* **WHAT YOU SHOULD DO**: Count how many lines include "hızı" and answer with that number only.

* **GIVEN INFORMATION**:
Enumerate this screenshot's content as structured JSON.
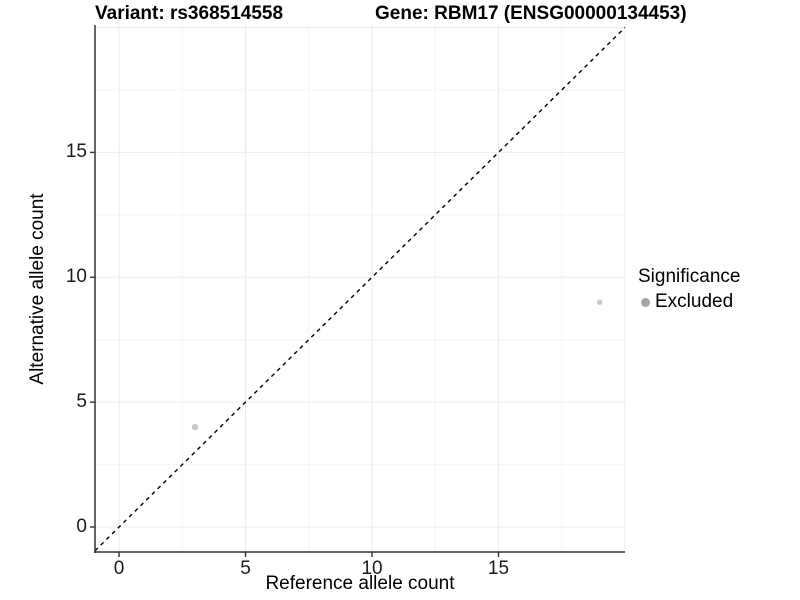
{
  "chart_data": {
    "type": "scatter",
    "title_left": "Variant: rs368514558",
    "title_right": "Gene: RBM17 (ENSG00000134453)",
    "xlabel": "Reference allele count",
    "ylabel": "Alternative allele count",
    "xlim": [
      -0.95,
      20.0
    ],
    "ylim": [
      -1.0,
      20.1
    ],
    "x_ticks": [
      "0",
      "5",
      "10",
      "15"
    ],
    "x_tick_values": [
      0,
      5,
      10,
      15
    ],
    "y_ticks": [
      "0",
      "5",
      "10",
      "15"
    ],
    "y_tick_values": [
      0,
      5,
      10,
      15
    ],
    "grid_major": [
      0,
      5,
      10,
      15,
      20
    ],
    "grid_minor": [
      2.5,
      7.5,
      12.5,
      17.5
    ],
    "grid_on": true,
    "points": [
      {
        "x": 3,
        "y": 4,
        "r": 3.2
      },
      {
        "x": 19,
        "y": 9,
        "r": 2.7
      }
    ],
    "point_color": "#c8c8c8",
    "identity_line": {
      "style": "dashed",
      "from": -0.95,
      "to": 20.0,
      "color": "#000000"
    },
    "grid_major_color": "#ebebeb",
    "grid_minor_color": "#f4f4f4",
    "axis_line_color": "#333333",
    "legend": {
      "title": "Significance",
      "position": "right",
      "entries": [
        {
          "label": "Excluded",
          "color": "#a6a6a6"
        }
      ]
    }
  }
}
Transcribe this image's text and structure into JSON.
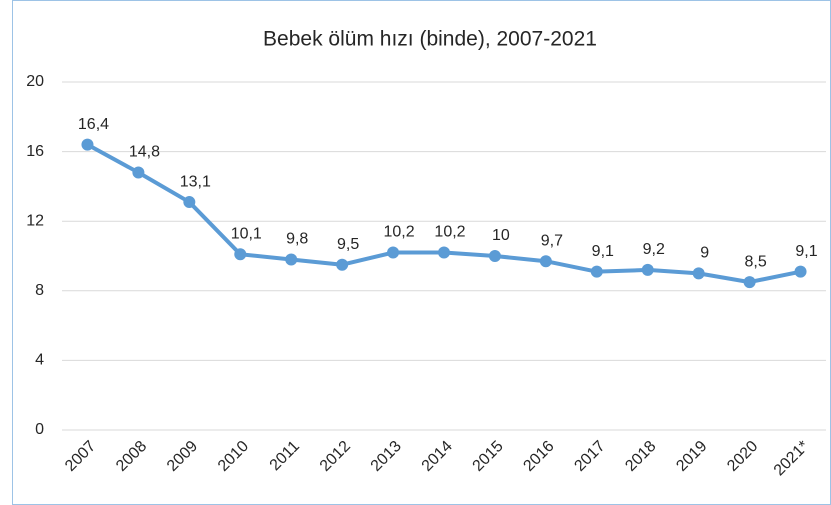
{
  "chart_data": {
    "type": "line",
    "title": "Bebek ölüm hızı (binde), 2007-2021",
    "categories": [
      "2007",
      "2008",
      "2009",
      "2010",
      "2011",
      "2012",
      "2013",
      "2014",
      "2015",
      "2016",
      "2017",
      "2018",
      "2019",
      "2020",
      "2021*"
    ],
    "series": [
      {
        "name": "Bebek ölüm hızı",
        "color": "#5b9bd5",
        "values": [
          16.4,
          14.8,
          13.1,
          10.1,
          9.8,
          9.5,
          10.2,
          10.2,
          10,
          9.7,
          9.1,
          9.2,
          9,
          8.5,
          9.1
        ],
        "value_labels": [
          "16,4",
          "14,8",
          "13,1",
          "10,1",
          "9,8",
          "9,5",
          "10,2",
          "10,2",
          "10",
          "9,7",
          "9,1",
          "9,2",
          "9",
          "8,5",
          "9,1"
        ]
      }
    ],
    "ylim": [
      0,
      20
    ],
    "yticks": [
      0,
      4,
      8,
      12,
      16,
      20
    ],
    "grid": true
  }
}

* **EXERCISE RESULT**: 2